> [Your task] Your task is to give the data again, exactly, with every line intact.

--- START OF Material for this task ---

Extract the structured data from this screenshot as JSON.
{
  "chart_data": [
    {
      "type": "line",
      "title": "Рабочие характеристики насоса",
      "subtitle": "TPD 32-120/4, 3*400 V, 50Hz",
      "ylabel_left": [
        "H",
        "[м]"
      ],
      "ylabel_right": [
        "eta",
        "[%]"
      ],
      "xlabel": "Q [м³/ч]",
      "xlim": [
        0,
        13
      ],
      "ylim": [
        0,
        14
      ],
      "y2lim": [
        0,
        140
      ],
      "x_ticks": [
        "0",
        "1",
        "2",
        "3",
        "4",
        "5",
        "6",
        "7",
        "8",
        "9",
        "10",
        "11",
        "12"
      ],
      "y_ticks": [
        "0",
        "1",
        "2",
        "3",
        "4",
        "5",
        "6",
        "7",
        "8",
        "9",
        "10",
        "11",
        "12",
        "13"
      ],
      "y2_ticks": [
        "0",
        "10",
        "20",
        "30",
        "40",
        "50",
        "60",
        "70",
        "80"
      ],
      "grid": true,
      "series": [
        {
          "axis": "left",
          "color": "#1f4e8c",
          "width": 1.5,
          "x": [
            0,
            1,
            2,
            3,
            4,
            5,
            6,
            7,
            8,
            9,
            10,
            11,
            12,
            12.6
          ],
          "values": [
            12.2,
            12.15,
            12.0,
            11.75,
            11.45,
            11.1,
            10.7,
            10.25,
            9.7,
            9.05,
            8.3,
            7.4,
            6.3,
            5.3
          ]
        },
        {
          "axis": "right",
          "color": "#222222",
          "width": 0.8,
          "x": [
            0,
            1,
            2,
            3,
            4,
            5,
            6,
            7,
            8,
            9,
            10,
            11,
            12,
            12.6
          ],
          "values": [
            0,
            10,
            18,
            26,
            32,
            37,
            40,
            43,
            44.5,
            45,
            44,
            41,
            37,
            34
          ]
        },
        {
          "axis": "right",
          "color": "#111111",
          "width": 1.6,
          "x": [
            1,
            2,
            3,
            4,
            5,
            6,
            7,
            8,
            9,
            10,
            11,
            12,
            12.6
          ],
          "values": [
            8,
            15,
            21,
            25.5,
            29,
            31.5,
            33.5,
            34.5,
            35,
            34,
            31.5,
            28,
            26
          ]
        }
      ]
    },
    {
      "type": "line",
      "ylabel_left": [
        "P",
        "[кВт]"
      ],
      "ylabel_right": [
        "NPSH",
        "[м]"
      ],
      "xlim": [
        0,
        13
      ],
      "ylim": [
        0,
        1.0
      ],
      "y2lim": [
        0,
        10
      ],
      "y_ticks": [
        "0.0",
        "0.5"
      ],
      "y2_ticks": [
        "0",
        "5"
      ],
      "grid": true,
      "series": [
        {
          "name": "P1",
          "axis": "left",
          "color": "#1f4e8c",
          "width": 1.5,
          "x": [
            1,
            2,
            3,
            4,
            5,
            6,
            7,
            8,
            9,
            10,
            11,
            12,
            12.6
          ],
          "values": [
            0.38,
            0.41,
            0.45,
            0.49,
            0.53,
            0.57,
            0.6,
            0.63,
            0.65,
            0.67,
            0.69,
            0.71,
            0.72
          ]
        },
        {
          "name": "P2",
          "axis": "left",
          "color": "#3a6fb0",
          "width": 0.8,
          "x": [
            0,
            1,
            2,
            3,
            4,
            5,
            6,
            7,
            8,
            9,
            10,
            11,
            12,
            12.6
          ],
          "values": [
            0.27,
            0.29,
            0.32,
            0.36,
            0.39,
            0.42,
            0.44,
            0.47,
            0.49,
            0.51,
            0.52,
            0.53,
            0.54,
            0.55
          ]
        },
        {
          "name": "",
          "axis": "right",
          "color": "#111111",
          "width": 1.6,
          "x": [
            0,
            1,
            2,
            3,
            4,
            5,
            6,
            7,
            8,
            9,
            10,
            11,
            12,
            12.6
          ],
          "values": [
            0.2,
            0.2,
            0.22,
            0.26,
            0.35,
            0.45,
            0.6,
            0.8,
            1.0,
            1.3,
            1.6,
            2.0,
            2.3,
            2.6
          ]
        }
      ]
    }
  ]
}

--- END OF Material for this task ---

> [Finished exercise]
Extract the structured data from this screenshot as JSON.
{
  "chart_data": [
    {
      "type": "line",
      "title": "Рабочие характеристики насоса",
      "subtitle": "TPD 32-120/4, 3*400 V, 50Hz",
      "ylabel_left": [
        "H",
        "[м]"
      ],
      "ylabel_right": [
        "eta",
        "[%]"
      ],
      "xlabel": "Q [м³/ч]",
      "xlim": [
        0,
        13
      ],
      "ylim": [
        0,
        14
      ],
      "y2lim": [
        0,
        140
      ],
      "x_ticks": [
        "0",
        "1",
        "2",
        "3",
        "4",
        "5",
        "6",
        "7",
        "8",
        "9",
        "10",
        "11",
        "12"
      ],
      "y_ticks": [
        "0",
        "1",
        "2",
        "3",
        "4",
        "5",
        "6",
        "7",
        "8",
        "9",
        "10",
        "11",
        "12",
        "13"
      ],
      "y2_ticks": [
        "0",
        "10",
        "20",
        "30",
        "40",
        "50",
        "60",
        "70",
        "80"
      ],
      "grid": true,
      "series": [
        {
          "axis": "left",
          "color": "#1f4e8c",
          "width": 1.5,
          "x": [
            0,
            1,
            2,
            3,
            4,
            5,
            6,
            7,
            8,
            9,
            10,
            11,
            12,
            12.6
          ],
          "values": [
            12.2,
            12.15,
            12.0,
            11.75,
            11.45,
            11.1,
            10.7,
            10.25,
            9.7,
            9.05,
            8.3,
            7.4,
            6.3,
            5.3
          ]
        },
        {
          "axis": "right",
          "color": "#222222",
          "width": 0.8,
          "x": [
            0,
            1,
            2,
            3,
            4,
            5,
            6,
            7,
            8,
            9,
            10,
            11,
            12,
            12.6
          ],
          "values": [
            0,
            10,
            18,
            26,
            32,
            37,
            40,
            43,
            44.5,
            45,
            44,
            41,
            37,
            34
          ]
        },
        {
          "axis": "right",
          "color": "#111111",
          "width": 1.6,
          "x": [
            1,
            2,
            3,
            4,
            5,
            6,
            7,
            8,
            9,
            10,
            11,
            12,
            12.6
          ],
          "values": [
            8,
            15,
            21,
            25.5,
            29,
            31.5,
            33.5,
            34.5,
            35,
            34,
            31.5,
            28,
            26
          ]
        }
      ]
    },
    {
      "type": "line",
      "ylabel_left": [
        "P",
        "[кВт]"
      ],
      "ylabel_right": [
        "NPSH",
        "[м]"
      ],
      "xlim": [
        0,
        13
      ],
      "ylim": [
        0,
        1.0
      ],
      "y2lim": [
        0,
        10
      ],
      "y_ticks": [
        "0.0",
        "0.5"
      ],
      "y2_ticks": [
        "0",
        "5"
      ],
      "grid": true,
      "series": [
        {
          "name": "P1",
          "axis": "left",
          "color": "#1f4e8c",
          "width": 1.5,
          "x": [
            1,
            2,
            3,
            4,
            5,
            6,
            7,
            8,
            9,
            10,
            11,
            12,
            12.6
          ],
          "values": [
            0.38,
            0.41,
            0.45,
            0.49,
            0.53,
            0.57,
            0.6,
            0.63,
            0.65,
            0.67,
            0.69,
            0.71,
            0.72
          ]
        },
        {
          "name": "P2",
          "axis": "left",
          "color": "#3a6fb0",
          "width": 0.8,
          "x": [
            0,
            1,
            2,
            3,
            4,
            5,
            6,
            7,
            8,
            9,
            10,
            11,
            12,
            12.6
          ],
          "values": [
            0.27,
            0.29,
            0.32,
            0.36,
            0.39,
            0.42,
            0.44,
            0.47,
            0.49,
            0.51,
            0.52,
            0.53,
            0.54,
            0.55
          ]
        },
        {
          "name": "",
          "axis": "right",
          "color": "#111111",
          "width": 1.6,
          "x": [
            0,
            1,
            2,
            3,
            4,
            5,
            6,
            7,
            8,
            9,
            10,
            11,
            12,
            12.6
          ],
          "values": [
            0.2,
            0.2,
            0.22,
            0.26,
            0.35,
            0.45,
            0.6,
            0.8,
            1.0,
            1.3,
            1.6,
            2.0,
            2.3,
            2.6
          ]
        }
      ]
    }
  ]
}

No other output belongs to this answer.